### What to do
Work through the listing below and count the lines that hold "incidents". Answer with the number alone.

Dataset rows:
================

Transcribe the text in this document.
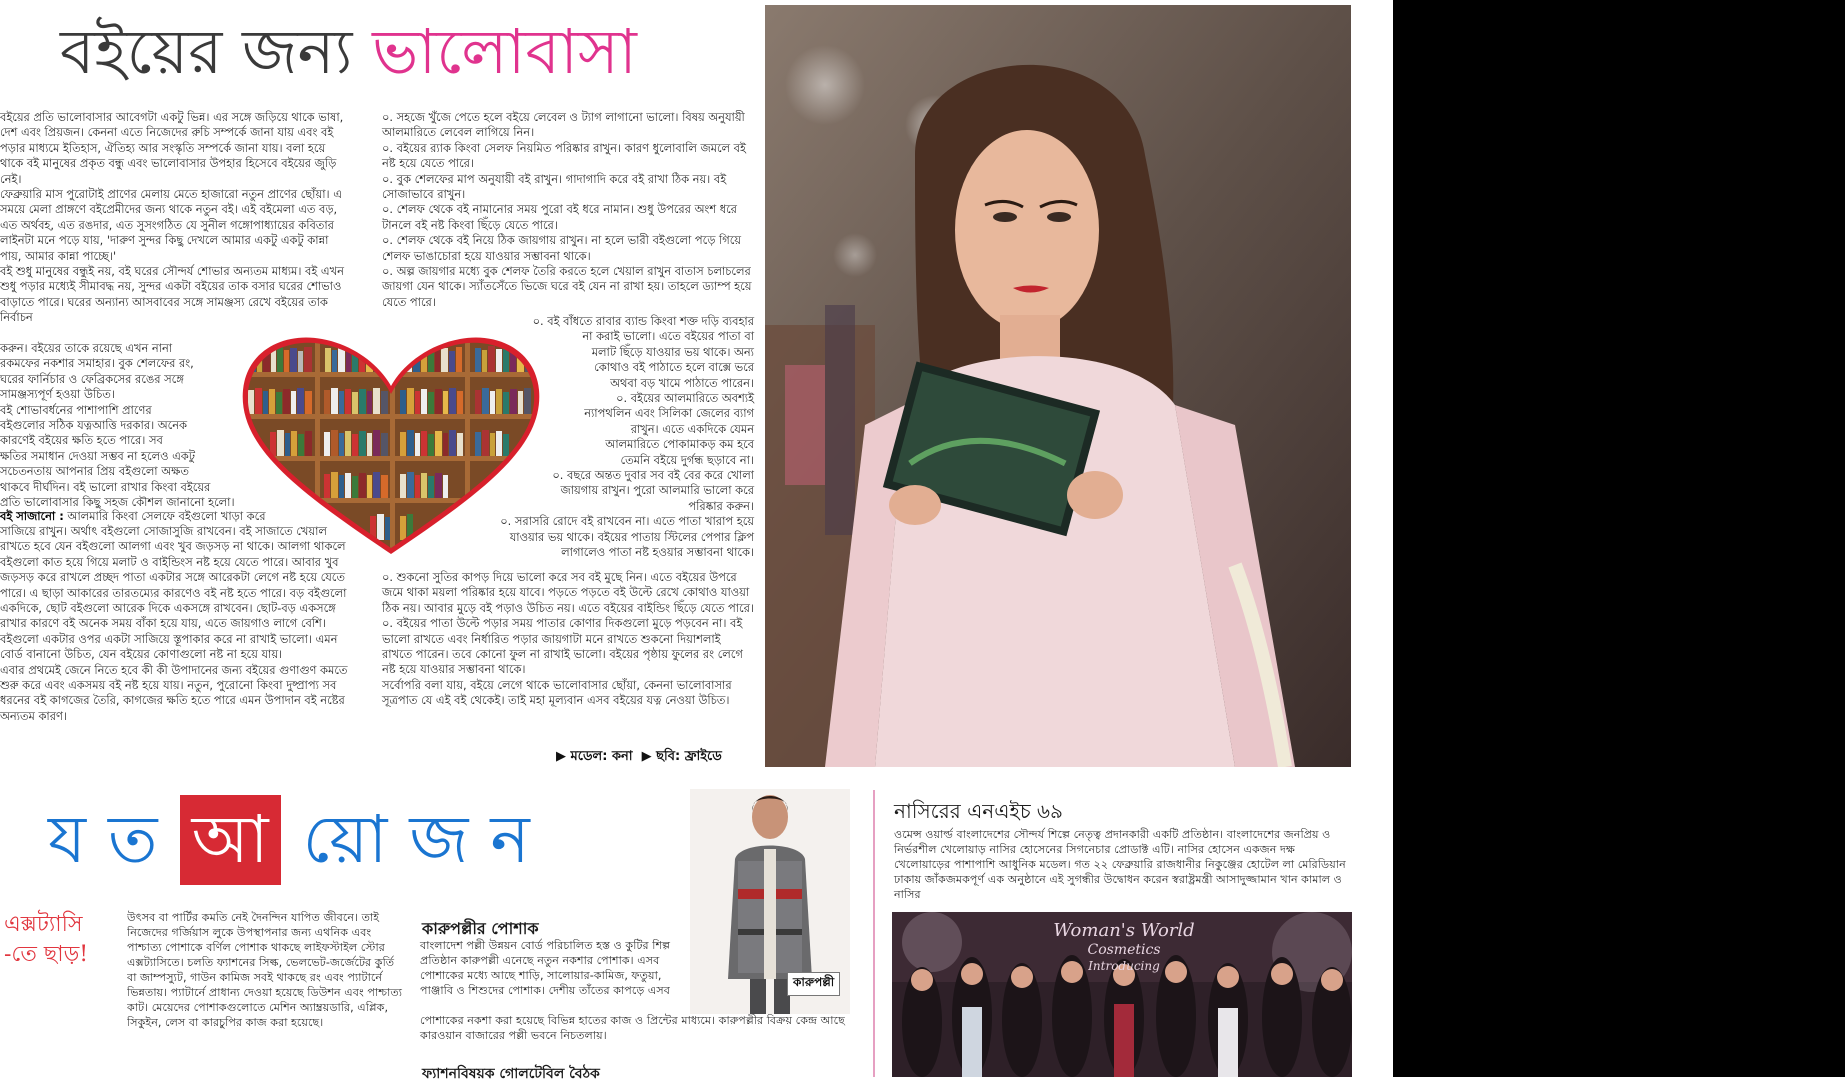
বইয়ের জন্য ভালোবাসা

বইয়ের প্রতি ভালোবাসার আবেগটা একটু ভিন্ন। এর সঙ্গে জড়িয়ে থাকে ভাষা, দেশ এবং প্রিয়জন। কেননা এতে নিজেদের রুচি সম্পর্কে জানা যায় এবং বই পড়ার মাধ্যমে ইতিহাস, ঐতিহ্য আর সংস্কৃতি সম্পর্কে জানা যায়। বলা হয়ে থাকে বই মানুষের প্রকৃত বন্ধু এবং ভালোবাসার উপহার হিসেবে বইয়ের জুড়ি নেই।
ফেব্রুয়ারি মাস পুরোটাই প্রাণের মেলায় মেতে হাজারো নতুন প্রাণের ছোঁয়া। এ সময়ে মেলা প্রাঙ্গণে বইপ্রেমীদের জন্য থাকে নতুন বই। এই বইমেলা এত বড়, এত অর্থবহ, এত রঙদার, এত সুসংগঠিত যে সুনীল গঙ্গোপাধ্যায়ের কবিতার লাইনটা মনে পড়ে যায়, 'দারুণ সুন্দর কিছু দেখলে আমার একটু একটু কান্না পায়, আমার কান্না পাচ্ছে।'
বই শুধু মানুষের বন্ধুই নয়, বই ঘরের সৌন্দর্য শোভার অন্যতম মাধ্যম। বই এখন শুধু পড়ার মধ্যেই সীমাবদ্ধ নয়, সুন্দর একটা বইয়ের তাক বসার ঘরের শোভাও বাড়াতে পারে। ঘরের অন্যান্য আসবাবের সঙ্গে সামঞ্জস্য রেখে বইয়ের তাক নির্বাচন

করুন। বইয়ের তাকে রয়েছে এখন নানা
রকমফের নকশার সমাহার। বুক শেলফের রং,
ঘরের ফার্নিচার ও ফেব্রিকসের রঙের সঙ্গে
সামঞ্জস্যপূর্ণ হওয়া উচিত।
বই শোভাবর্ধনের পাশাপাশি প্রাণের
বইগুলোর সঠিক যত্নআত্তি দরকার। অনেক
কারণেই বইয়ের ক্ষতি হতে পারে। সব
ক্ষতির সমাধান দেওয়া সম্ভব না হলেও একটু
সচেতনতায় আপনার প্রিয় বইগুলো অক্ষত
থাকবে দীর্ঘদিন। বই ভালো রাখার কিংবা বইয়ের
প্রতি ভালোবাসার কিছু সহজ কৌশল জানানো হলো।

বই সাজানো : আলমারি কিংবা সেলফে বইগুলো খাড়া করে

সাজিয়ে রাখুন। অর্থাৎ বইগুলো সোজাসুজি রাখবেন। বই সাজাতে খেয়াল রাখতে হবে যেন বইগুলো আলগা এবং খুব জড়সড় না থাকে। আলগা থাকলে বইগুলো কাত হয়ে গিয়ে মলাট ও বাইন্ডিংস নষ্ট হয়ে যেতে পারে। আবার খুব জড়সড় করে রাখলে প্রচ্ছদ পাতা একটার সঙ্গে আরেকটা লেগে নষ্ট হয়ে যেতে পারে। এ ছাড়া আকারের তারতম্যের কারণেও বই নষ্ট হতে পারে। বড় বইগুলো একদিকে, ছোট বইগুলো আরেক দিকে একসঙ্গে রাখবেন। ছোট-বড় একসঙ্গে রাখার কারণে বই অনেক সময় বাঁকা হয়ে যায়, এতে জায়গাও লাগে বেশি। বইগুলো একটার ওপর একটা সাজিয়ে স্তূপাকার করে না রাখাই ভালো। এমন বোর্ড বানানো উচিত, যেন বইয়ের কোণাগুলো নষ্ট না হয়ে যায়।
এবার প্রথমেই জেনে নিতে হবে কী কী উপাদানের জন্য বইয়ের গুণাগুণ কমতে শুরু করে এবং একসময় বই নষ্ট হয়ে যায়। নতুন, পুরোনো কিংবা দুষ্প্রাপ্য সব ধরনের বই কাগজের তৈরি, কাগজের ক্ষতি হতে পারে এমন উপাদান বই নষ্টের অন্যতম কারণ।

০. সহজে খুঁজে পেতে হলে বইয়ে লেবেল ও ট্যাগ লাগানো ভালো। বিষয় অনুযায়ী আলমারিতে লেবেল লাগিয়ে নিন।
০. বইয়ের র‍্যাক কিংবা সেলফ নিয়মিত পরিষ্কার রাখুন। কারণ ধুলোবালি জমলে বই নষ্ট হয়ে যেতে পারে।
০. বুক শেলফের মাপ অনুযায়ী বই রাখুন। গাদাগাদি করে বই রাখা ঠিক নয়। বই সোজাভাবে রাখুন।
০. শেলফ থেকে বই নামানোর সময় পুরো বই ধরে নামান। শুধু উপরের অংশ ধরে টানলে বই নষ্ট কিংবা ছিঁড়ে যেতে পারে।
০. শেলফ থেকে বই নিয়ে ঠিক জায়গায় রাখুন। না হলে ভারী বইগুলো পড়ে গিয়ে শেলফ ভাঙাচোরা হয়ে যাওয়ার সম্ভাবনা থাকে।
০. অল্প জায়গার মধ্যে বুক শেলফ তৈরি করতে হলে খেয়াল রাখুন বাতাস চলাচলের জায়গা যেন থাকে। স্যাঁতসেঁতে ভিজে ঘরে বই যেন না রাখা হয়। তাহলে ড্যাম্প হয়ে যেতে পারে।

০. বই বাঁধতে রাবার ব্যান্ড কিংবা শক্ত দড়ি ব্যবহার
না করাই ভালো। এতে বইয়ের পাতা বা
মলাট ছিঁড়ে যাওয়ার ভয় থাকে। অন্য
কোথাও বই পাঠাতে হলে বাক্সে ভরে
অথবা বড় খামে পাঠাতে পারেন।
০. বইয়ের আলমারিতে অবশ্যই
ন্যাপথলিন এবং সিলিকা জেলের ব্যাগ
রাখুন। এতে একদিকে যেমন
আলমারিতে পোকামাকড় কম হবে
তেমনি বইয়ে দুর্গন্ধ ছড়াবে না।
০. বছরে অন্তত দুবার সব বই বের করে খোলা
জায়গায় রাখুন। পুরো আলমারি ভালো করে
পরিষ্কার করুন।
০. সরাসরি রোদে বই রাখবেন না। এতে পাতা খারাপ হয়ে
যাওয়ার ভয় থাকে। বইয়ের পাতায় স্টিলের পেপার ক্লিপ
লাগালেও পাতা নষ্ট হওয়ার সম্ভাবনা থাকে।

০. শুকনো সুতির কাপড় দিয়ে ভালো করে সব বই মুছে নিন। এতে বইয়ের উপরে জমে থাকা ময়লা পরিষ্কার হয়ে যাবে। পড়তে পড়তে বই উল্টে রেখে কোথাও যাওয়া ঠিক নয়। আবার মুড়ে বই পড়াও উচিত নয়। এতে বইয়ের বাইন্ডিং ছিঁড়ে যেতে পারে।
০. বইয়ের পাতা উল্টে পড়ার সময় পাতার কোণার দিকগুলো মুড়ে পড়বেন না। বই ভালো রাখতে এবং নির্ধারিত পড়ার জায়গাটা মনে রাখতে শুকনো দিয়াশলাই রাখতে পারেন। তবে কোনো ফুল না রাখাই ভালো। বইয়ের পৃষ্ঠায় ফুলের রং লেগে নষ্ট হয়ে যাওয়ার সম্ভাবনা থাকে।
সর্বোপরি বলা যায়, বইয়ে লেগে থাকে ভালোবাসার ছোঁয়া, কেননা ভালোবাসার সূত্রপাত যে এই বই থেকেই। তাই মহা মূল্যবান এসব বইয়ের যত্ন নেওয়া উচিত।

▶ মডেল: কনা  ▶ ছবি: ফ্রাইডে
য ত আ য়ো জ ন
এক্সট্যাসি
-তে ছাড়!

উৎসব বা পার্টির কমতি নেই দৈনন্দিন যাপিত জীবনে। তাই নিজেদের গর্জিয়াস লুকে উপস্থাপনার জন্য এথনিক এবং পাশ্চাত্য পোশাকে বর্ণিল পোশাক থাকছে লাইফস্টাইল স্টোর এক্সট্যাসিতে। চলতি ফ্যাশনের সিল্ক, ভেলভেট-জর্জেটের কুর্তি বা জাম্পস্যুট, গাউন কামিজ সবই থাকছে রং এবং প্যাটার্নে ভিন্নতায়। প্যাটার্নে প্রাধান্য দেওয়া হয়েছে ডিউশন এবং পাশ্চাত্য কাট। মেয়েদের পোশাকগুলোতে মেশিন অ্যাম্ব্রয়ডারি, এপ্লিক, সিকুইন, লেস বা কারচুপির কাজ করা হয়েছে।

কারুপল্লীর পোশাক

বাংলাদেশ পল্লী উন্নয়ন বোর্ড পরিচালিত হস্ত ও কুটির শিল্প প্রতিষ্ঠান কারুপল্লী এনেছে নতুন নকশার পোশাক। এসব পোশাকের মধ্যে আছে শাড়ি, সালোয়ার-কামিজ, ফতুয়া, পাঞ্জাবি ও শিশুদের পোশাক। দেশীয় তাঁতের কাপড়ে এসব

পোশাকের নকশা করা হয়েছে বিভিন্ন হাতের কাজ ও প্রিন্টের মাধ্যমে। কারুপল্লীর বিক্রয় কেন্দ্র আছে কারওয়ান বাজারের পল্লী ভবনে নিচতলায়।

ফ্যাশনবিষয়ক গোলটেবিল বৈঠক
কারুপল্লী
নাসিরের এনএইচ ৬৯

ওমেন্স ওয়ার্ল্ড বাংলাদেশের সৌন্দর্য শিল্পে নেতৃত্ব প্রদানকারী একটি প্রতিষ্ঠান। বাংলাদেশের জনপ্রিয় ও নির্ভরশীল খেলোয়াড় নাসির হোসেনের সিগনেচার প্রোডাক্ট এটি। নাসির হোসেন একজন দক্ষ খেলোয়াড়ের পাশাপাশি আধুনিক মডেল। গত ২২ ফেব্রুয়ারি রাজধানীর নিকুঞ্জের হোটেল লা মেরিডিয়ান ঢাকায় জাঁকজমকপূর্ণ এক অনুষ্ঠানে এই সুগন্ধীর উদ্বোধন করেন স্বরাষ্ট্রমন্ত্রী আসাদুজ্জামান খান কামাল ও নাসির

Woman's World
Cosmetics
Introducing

================

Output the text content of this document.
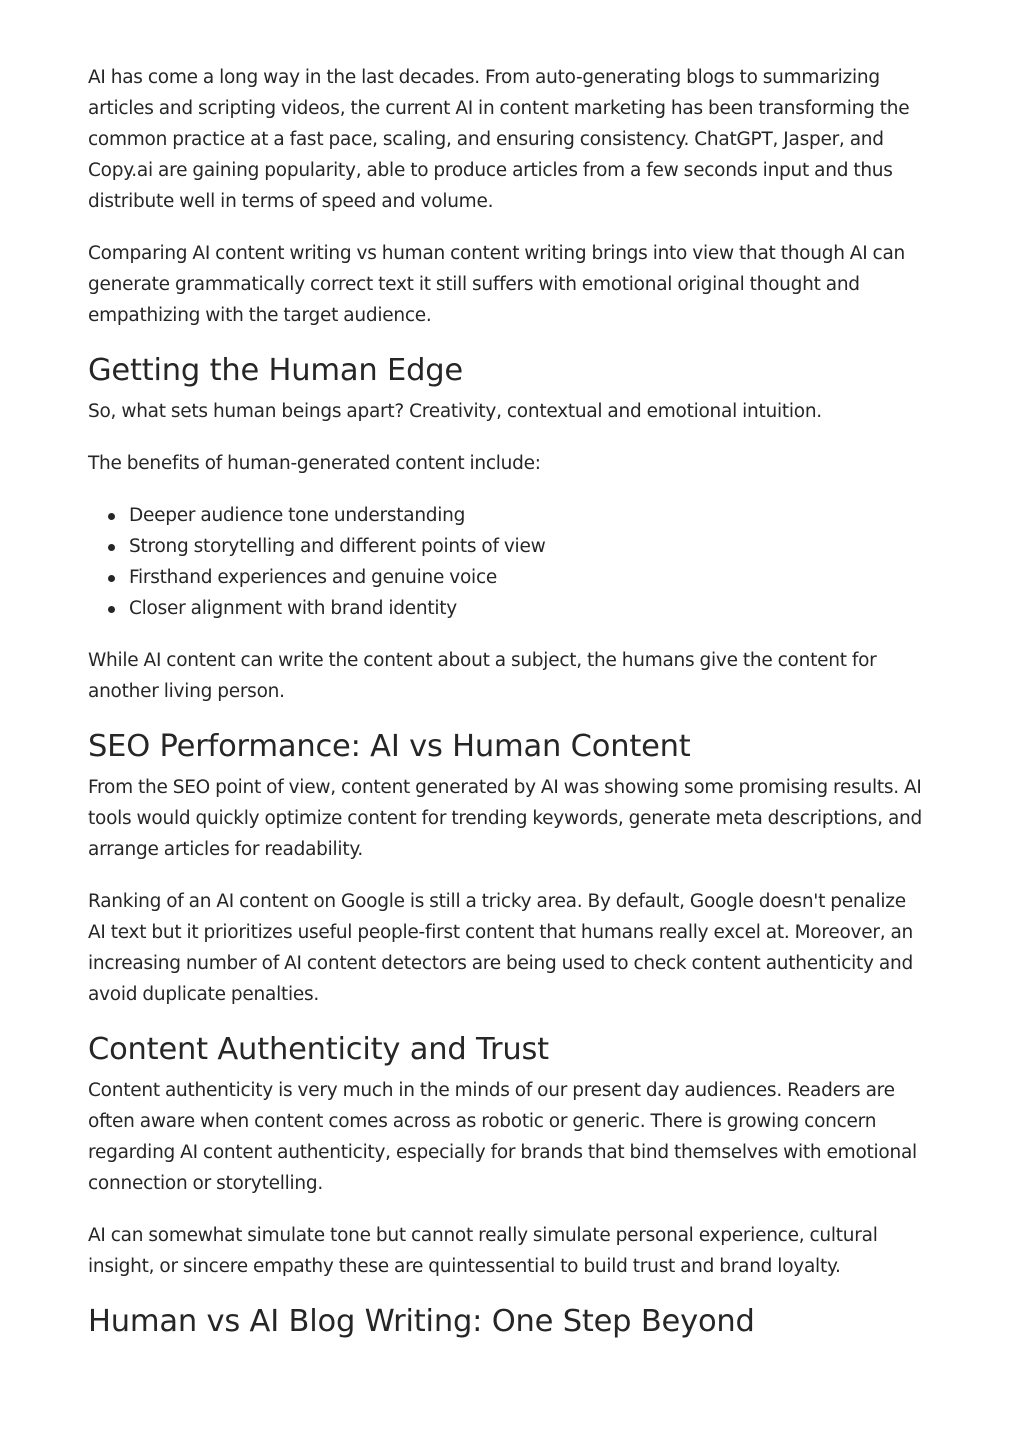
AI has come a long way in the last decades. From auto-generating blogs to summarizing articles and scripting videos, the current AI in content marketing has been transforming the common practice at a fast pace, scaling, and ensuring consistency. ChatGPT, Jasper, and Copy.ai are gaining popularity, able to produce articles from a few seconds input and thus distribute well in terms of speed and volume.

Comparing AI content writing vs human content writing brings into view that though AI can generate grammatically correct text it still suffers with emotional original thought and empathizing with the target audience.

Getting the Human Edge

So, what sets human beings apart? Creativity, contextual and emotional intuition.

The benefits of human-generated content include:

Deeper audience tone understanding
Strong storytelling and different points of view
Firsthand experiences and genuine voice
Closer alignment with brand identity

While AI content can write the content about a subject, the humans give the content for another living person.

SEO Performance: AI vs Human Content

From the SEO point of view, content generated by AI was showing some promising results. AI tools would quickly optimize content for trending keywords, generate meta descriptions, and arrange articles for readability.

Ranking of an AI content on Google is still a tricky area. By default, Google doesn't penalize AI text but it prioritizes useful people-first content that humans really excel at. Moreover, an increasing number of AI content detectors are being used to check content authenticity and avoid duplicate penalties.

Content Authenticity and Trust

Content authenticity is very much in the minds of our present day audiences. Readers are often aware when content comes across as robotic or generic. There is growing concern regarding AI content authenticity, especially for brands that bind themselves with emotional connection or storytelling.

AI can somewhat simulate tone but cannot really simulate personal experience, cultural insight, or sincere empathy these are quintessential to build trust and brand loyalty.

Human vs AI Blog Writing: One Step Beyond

================

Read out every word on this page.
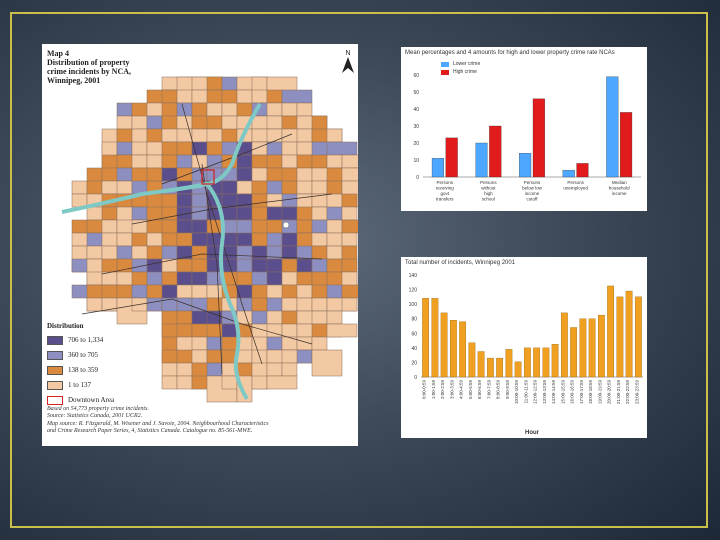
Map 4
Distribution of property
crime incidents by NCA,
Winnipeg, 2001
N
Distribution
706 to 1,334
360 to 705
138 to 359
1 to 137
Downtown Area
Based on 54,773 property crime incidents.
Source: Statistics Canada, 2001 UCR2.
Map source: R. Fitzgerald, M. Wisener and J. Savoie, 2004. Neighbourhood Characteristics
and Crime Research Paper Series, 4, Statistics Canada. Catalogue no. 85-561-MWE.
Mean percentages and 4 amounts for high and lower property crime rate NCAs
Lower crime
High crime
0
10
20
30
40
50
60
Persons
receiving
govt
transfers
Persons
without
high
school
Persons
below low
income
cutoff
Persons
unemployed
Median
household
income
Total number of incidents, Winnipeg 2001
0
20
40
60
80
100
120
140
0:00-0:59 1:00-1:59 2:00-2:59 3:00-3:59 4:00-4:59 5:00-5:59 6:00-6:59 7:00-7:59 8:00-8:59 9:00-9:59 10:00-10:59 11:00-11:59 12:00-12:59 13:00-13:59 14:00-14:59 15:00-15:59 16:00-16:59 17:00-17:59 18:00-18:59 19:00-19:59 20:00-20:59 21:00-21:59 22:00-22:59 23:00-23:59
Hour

================

### The output
3